## Given instruction
Please repeat word for word everything in the Alaskan of the Year awards text below, from "Alaskan of the Year awards have" down to "People with Disabilities.".

= Alaskan of the Year awards =

Alaskan of the Year awards are an Alaska tradition dating from 1967.

Alaskan of the Year, Inc., arose out of a 60th birthday party that year, to honor Robert Atwood, publisher of the Anchorage Times. Initially its only award was "Alaskan of the Year", but the "Governor's Award", the "Denali Award", and the "With Great Respect Award" were in turn added to its repertoire. The corporation gave awards until 2002, when decreased membership made continuation impracticable.

Alaskan of the Year awards have since become projects of the Alaska State Chamber of Commerce and of the Governor's Committee on Employment and Rehabilitation for People with Disabilities.

==Award winners==
===Alaskan of the Year, Inc. awards===
- 1967 – Robert Bruce Atwood
- 1969 – Walter Hickel
- 1971 – William A. Egan
- 1972 – Robert Campbell Reeve
- 1974 – Ted Stevens
- 1977 – Fred Machetanz
- 1978 – John Thomas Kelsey
- 1981 – Evangeline Atwood
  - 1987 – Rick Mystrom (Denali Award)
- 1988 – William J. Tobin
- 1991 – Lew Williams, Jr.

## Dataset excerpts
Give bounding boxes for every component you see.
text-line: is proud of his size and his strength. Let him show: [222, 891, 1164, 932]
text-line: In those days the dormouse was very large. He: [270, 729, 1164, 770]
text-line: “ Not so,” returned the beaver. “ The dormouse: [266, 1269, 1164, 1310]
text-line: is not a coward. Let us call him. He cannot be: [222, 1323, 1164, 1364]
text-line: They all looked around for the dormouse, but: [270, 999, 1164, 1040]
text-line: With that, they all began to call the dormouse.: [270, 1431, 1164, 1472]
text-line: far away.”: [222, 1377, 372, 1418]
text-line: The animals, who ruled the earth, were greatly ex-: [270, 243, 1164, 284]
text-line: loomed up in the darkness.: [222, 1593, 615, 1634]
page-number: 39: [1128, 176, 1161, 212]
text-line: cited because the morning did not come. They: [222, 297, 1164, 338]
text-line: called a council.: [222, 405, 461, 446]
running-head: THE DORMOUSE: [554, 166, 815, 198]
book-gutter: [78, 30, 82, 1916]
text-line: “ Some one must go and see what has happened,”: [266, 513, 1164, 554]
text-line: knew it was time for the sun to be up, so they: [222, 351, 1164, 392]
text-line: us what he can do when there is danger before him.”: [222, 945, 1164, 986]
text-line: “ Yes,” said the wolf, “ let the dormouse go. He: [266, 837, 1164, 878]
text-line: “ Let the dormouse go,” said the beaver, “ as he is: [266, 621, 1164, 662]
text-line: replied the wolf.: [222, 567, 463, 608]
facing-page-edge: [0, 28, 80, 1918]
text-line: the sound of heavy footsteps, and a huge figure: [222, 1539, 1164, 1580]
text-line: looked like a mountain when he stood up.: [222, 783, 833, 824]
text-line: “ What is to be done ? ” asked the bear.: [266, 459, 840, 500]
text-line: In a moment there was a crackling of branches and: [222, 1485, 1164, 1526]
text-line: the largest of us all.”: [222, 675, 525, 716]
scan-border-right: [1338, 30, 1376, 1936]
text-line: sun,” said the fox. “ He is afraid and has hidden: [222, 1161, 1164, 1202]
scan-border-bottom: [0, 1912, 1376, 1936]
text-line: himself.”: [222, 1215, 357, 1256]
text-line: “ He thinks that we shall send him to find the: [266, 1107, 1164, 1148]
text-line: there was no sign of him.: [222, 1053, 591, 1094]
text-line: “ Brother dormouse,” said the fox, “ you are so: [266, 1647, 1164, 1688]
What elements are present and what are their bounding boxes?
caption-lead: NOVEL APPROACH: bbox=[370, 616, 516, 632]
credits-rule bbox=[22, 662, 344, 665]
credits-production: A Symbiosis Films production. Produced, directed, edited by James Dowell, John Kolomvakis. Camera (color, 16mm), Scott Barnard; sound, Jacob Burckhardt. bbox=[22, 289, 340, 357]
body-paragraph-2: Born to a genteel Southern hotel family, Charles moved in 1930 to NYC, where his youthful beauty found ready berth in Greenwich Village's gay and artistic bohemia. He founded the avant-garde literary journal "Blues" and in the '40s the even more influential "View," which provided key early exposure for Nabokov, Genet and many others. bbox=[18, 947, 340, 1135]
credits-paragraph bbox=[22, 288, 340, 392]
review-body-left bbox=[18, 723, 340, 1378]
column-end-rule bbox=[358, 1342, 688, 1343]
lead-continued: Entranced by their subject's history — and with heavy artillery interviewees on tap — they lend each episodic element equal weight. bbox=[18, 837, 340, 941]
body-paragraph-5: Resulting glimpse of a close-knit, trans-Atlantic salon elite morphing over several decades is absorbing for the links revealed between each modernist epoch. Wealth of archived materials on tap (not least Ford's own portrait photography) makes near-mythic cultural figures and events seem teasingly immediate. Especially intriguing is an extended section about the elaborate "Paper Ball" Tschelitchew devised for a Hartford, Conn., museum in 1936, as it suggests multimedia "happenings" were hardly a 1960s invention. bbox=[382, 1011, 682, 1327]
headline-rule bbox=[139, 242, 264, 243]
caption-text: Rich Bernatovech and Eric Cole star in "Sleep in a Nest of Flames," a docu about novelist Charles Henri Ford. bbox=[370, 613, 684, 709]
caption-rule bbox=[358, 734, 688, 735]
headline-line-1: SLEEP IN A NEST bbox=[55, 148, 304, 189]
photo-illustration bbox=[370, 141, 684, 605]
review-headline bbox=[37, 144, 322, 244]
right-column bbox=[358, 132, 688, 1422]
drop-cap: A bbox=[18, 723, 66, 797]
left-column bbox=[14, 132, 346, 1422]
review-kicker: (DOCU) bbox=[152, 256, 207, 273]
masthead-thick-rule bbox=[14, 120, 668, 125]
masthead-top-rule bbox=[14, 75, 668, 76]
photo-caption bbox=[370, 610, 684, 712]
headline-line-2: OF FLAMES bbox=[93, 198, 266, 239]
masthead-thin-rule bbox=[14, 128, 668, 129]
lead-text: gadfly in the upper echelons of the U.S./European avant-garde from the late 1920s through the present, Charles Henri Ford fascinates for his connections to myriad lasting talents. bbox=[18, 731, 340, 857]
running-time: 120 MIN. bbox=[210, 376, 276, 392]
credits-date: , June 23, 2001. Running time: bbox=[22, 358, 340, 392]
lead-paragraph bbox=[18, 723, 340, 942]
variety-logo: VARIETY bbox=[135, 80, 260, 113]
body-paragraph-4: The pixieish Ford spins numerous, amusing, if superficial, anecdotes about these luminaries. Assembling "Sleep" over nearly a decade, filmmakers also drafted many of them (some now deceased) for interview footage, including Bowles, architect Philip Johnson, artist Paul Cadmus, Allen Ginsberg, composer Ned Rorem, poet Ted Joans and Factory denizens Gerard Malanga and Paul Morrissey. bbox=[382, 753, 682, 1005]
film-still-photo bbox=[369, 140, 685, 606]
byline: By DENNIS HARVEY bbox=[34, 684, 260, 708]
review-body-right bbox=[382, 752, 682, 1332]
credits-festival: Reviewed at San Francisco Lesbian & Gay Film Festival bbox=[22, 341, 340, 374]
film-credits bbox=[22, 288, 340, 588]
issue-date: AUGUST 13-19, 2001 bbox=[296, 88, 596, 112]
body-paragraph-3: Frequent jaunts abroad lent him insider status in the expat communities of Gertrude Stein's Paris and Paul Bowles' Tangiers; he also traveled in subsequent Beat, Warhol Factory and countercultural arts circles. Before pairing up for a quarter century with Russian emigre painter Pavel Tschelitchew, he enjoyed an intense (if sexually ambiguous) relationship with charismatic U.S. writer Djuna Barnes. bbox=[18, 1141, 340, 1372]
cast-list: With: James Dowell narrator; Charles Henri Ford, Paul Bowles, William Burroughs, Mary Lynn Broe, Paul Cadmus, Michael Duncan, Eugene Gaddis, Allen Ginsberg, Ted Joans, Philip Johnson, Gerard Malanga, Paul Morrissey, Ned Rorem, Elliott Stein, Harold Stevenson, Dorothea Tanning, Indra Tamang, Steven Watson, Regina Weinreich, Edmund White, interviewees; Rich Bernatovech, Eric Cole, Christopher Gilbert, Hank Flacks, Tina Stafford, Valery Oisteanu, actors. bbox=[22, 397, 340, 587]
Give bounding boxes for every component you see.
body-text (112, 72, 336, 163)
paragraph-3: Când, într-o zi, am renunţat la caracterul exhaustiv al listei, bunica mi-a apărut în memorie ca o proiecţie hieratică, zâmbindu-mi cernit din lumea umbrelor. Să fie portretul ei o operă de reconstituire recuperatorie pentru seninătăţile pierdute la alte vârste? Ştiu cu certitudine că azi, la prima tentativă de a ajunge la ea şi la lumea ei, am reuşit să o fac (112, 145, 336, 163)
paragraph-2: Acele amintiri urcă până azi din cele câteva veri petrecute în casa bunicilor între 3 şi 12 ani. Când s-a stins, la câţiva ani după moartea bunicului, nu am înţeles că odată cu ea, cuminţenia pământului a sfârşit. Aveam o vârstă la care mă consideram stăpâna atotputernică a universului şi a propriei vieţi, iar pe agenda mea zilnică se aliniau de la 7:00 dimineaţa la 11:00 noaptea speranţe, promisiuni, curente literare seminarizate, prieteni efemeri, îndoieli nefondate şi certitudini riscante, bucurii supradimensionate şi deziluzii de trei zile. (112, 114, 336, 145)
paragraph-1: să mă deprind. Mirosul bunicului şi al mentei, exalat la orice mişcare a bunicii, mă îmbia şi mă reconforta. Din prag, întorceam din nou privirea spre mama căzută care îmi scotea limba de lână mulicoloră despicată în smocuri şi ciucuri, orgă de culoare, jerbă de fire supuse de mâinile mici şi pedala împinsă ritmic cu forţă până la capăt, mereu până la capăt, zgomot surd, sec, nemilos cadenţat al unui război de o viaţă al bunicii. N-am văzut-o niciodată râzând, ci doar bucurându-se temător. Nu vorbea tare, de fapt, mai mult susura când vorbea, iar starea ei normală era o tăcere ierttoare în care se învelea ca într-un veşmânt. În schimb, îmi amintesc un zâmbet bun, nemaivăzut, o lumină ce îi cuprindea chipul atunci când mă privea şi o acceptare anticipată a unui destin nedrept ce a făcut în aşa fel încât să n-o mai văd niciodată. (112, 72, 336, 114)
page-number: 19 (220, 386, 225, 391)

## Output for this exercise
Alaskan of the Year awards have since become projects of the Alaska State Chamber of Commerce and of the Governor's Committee on Employment and Rehabilitation for People with Disabilities.